Lines that hold the string "自由貿易區法" are to be counted; give only their number.

-------- Data records

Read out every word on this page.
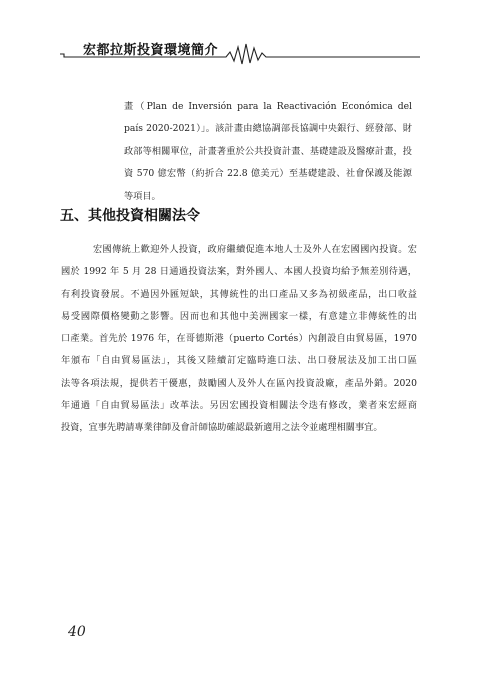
宏都拉斯投資環境簡介
畫（Plan de Inversión para la Reactivación Económica del país 2020-2021）」。該計畫由總協調部長協調中央銀行、經發部、財政部等相關單位，計畫著重於公共投資計畫、基礎建設及醫療計畫，投資 570 億宏幣（約折合 22.8 億美元）至基礎建設、社會保護及能源等項目。
五、其他投資相關法令
宏國傳統上歡迎外人投資，政府繼續促進本地人士及外人在宏國國內投資。宏
國於 1992 年 5 月 28 日通過投資法案，對外國人、本國人投資均給予無差別待遇，
有利投資發展。不過因外匯短缺，其傳統性的出口產品又多為初級產品，出口收益
易受國際價格變動之影響。因而也和其他中美洲國家一樣，有意建立非傳統性的出
口產業。首先於 1976 年，在哥德斯港（puerto Cortés）內創設自由貿易區，1970
年頒布「自由貿易區法」，其後又陸續訂定臨時進口法、出口發展法及加工出口區
法等各項法規，提供若干優惠，鼓勵國人及外人在區內投資設廠，產品外銷。2020
年通過「自由貿易區法」改革法。另因宏國投資相關法令迭有修改，業者來宏經商
投資，宜事先聘請專業律師及會計師協助確認最新適用之法令並處理相關事宜。
40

----------------

> **Answer**
2